## Problem to solve
Give the number of lines in the data that hold the string "Smoked". Nothing else is needed.

## Provided information
## BEGIN
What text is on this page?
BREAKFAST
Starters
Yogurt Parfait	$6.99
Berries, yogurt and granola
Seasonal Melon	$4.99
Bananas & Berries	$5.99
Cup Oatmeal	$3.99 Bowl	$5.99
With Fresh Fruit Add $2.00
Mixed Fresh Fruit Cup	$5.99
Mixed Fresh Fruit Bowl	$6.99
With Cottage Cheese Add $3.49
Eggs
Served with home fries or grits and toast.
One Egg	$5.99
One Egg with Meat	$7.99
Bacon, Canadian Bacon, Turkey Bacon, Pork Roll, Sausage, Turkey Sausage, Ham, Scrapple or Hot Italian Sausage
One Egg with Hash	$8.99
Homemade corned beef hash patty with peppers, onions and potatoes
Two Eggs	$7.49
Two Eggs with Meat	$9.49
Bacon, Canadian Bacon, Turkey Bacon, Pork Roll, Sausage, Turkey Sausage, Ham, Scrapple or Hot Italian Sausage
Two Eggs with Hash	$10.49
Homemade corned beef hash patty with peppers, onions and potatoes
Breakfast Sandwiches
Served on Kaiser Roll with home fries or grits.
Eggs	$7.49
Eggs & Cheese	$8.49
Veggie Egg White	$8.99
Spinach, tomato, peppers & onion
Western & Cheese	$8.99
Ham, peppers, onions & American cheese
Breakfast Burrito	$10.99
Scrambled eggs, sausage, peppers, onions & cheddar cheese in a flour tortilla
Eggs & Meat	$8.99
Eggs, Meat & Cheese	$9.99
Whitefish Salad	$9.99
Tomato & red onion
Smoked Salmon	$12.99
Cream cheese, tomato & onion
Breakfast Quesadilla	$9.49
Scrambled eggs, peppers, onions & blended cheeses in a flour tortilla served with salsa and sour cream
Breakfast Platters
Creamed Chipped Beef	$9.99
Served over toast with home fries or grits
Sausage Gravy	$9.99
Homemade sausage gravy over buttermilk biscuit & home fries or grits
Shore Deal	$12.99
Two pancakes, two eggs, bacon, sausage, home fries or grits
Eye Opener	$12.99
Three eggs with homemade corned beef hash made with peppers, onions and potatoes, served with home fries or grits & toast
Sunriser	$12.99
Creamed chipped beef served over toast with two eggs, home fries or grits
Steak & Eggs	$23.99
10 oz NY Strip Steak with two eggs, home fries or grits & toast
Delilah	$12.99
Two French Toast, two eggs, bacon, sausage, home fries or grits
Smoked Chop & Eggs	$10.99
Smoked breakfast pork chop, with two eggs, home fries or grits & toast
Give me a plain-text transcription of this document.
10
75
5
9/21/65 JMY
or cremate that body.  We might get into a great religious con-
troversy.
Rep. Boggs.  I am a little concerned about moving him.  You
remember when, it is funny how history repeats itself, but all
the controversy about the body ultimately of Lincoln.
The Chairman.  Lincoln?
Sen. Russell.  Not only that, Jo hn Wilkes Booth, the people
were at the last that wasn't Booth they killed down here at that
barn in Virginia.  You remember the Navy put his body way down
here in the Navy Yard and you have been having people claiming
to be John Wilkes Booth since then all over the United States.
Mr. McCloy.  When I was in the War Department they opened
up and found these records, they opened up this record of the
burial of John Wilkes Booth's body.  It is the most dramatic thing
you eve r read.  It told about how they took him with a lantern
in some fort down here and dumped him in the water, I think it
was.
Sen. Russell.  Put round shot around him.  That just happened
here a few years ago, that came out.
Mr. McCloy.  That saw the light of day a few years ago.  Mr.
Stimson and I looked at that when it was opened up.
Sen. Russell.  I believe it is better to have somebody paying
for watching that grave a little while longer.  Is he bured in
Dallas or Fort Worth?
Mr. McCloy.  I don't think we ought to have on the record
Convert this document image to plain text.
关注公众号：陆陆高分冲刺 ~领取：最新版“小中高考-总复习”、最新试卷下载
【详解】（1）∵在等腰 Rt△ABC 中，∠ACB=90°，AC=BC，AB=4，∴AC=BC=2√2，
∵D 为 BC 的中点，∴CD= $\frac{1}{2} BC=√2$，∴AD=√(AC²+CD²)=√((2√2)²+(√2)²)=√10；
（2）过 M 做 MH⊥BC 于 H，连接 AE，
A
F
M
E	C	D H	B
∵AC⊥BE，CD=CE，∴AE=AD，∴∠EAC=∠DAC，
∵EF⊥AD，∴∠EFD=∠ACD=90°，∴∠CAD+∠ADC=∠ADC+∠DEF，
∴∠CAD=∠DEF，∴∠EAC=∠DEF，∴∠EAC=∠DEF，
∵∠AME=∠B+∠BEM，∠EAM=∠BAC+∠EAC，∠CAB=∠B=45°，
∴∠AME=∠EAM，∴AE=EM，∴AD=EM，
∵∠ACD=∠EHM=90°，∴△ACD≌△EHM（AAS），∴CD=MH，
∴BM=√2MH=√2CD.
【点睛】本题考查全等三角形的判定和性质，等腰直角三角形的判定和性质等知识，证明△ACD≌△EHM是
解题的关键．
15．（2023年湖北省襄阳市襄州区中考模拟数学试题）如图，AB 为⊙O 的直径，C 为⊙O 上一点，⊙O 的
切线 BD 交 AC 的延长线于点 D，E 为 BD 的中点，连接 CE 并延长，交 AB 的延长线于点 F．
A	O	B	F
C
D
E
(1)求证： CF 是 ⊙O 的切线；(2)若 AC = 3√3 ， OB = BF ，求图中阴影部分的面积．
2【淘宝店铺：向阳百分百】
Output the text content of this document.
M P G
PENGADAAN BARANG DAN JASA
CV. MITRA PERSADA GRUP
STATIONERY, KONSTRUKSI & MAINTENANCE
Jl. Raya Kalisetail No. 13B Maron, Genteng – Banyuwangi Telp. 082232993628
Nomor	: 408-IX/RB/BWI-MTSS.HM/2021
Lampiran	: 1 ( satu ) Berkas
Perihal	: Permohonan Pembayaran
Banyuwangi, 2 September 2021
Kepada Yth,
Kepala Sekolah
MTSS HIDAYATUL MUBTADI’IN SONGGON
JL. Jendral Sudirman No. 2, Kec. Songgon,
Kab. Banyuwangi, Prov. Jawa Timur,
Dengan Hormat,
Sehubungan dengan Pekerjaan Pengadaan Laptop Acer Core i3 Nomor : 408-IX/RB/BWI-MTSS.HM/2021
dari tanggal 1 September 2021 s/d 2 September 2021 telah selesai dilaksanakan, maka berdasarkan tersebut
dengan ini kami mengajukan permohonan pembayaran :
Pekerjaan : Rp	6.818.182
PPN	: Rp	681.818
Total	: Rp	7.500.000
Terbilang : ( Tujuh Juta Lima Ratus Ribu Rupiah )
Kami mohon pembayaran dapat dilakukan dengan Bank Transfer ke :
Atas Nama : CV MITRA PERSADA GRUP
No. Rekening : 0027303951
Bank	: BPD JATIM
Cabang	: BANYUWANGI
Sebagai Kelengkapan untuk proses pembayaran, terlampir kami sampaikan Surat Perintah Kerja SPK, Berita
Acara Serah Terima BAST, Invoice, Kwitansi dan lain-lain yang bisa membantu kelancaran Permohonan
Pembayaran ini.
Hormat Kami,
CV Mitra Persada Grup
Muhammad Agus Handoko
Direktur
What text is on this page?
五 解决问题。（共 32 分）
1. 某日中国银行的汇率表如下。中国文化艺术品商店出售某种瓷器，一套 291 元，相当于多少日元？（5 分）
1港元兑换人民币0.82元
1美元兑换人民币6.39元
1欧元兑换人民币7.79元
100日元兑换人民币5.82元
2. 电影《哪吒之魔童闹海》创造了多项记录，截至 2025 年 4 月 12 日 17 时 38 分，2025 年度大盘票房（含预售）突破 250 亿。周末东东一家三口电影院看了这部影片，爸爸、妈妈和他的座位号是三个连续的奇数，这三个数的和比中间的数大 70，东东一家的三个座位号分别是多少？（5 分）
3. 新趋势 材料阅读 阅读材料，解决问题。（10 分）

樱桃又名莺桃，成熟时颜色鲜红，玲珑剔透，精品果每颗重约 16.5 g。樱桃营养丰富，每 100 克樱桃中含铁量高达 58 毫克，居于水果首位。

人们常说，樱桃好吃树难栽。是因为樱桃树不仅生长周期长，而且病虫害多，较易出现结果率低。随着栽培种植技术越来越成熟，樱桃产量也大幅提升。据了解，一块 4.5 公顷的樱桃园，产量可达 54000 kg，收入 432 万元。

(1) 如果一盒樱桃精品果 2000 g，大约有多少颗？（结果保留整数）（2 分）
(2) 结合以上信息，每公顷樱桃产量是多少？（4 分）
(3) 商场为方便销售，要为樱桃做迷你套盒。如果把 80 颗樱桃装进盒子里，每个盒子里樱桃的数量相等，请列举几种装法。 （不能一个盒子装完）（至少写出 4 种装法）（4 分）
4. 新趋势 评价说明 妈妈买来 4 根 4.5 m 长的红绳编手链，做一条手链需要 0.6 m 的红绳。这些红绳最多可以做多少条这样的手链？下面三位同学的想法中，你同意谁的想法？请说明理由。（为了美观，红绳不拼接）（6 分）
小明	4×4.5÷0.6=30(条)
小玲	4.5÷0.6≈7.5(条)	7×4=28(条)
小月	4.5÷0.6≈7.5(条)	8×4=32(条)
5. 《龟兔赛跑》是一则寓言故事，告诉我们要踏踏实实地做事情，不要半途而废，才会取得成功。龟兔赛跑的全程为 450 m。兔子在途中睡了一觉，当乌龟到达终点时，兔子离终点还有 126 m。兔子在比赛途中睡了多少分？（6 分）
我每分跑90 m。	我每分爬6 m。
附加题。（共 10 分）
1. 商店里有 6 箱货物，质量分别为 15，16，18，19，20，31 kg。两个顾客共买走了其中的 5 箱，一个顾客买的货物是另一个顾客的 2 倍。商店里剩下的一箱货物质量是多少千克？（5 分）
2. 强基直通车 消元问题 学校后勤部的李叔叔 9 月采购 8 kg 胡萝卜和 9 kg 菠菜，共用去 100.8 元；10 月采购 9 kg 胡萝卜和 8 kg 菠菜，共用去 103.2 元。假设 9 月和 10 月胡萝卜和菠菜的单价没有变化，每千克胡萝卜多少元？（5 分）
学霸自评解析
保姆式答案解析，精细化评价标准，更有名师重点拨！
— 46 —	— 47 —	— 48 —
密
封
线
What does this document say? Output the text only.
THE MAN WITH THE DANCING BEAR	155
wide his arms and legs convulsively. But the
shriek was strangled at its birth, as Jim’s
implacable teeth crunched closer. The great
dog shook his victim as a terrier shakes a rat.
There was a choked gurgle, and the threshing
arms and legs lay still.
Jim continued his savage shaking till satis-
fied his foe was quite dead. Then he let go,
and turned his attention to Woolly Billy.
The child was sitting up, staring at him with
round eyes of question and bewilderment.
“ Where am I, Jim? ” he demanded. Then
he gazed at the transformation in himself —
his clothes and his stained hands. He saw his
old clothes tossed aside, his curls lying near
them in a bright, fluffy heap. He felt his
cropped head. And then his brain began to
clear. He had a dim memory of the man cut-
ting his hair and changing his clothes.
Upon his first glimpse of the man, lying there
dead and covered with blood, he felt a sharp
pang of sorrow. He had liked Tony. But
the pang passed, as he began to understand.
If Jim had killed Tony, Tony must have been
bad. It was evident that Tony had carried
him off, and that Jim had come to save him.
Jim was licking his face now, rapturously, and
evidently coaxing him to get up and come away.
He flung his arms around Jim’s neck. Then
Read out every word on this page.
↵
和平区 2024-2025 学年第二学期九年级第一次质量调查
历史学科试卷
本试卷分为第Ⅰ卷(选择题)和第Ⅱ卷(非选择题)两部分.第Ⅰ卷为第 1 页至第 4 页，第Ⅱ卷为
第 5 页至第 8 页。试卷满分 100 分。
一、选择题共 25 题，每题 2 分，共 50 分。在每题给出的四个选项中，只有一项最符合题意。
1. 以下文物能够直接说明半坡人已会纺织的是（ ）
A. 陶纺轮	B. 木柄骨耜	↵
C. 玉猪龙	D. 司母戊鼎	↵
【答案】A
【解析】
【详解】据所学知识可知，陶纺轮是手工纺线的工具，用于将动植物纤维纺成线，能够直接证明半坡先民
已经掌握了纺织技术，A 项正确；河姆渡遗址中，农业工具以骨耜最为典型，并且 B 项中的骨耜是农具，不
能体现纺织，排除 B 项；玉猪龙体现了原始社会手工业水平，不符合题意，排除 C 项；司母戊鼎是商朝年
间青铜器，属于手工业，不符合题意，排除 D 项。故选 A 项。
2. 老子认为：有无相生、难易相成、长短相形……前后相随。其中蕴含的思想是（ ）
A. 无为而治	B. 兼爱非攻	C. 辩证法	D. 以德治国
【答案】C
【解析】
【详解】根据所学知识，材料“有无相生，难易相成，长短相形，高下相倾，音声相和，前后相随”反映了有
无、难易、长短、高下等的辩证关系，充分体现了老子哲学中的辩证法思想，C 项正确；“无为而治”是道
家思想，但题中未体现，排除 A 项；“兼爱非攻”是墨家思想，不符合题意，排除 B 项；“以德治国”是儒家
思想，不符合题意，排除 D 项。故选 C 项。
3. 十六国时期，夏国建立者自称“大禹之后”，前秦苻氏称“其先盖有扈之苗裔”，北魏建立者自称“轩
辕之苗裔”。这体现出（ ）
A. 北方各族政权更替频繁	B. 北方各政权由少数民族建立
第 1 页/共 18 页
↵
## END
## Reply to the exercise
3